=== Task input ===

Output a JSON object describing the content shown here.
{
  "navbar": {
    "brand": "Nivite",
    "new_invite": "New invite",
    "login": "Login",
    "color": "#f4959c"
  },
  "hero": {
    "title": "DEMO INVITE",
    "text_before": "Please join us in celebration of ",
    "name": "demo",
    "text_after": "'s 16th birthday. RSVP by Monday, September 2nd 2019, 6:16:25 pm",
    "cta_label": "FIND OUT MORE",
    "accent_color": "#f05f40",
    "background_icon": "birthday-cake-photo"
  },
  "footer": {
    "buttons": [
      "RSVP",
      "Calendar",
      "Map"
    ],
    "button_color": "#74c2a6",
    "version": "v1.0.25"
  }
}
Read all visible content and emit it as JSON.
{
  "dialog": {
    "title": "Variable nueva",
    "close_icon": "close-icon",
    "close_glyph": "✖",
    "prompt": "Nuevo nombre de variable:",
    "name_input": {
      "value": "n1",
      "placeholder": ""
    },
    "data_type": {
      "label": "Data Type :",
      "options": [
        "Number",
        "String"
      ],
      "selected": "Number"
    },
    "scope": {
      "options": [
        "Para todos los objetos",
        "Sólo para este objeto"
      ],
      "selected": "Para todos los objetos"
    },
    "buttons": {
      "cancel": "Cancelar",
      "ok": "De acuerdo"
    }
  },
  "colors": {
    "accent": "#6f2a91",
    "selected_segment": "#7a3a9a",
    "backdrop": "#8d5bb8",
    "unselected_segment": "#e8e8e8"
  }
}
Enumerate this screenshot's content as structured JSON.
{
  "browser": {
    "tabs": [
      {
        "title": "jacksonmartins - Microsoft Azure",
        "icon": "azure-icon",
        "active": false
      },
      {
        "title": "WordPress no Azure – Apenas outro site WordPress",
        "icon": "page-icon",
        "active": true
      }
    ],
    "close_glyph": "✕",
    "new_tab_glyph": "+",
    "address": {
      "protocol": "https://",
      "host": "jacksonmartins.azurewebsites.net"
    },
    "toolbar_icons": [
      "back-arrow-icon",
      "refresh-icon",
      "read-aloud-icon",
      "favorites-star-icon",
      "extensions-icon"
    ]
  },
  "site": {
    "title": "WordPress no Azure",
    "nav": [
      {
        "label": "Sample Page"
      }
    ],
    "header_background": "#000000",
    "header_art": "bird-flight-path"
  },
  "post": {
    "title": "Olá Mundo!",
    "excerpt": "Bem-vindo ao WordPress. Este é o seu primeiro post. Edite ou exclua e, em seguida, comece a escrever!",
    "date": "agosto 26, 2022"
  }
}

===

Problem details
Write out every line from the records above, word for word.

Finished task
Output a JSON object describing the content shown here.
{
  "navbar": {
    "brand": "Nivite",
    "new_invite": "New invite",
    "login": "Login",
    "color": "#f4959c"
  },
  "hero": {
    "title": "DEMO INVITE",
    "text_before": "Please join us in celebration of ",
    "name": "demo",
    "text_after": "'s 16th birthday. RSVP by Monday, September 2nd 2019, 6:16:25 pm",
    "cta_label": "FIND OUT MORE",
    "accent_color": "#f05f40",
    "background_icon": "birthday-cake-photo"
  },
  "footer": {
    "buttons": [
      "RSVP",
      "Calendar",
      "Map"
    ],
    "button_color": "#74c2a6",
    "version": "v1.0.25"
  }
}
Read all visible content and emit it as JSON.
{
  "dialog": {
    "title": "Variable nueva",
    "close_icon": "close-icon",
    "close_glyph": "✖",
    "prompt": "Nuevo nombre de variable:",
    "name_input": {
      "value": "n1",
      "placeholder": ""
    },
    "data_type": {
      "label": "Data Type :",
      "options": [
        "Number",
        "String"
      ],
      "selected": "Number"
    },
    "scope": {
      "options": [
        "Para todos los objetos",
        "Sólo para este objeto"
      ],
      "selected": "Para todos los objetos"
    },
    "buttons": {
      "cancel": "Cancelar",
      "ok": "De acuerdo"
    }
  },
  "colors": {
    "accent": "#6f2a91",
    "selected_segment": "#7a3a9a",
    "backdrop": "#8d5bb8",
    "unselected_segment": "#e8e8e8"
  }
}
Enumerate this screenshot's content as structured JSON.
{
  "browser": {
    "tabs": [
      {
        "title": "jacksonmartins - Microsoft Azure",
        "icon": "azure-icon",
        "active": false
      },
      {
        "title": "WordPress no Azure – Apenas outro site WordPress",
        "icon": "page-icon",
        "active": true
      }
    ],
    "close_glyph": "✕",
    "new_tab_glyph": "+",
    "address": {
      "protocol": "https://",
      "host": "jacksonmartins.azurewebsites.net"
    },
    "toolbar_icons": [
      "back-arrow-icon",
      "refresh-icon",
      "read-aloud-icon",
      "favorites-star-icon",
      "extensions-icon"
    ]
  },
  "site": {
    "title": "WordPress no Azure",
    "nav": [
      {
        "label": "Sample Page"
      }
    ],
    "header_background": "#000000",
    "header_art": "bird-flight-path"
  },
  "post": {
    "title": "Olá Mundo!",
    "excerpt": "Bem-vindo ao WordPress. Este é o seu primeiro post. Edite ou exclua e, em seguida, comece a escrever!",
    "date": "agosto 26, 2022"
  }
}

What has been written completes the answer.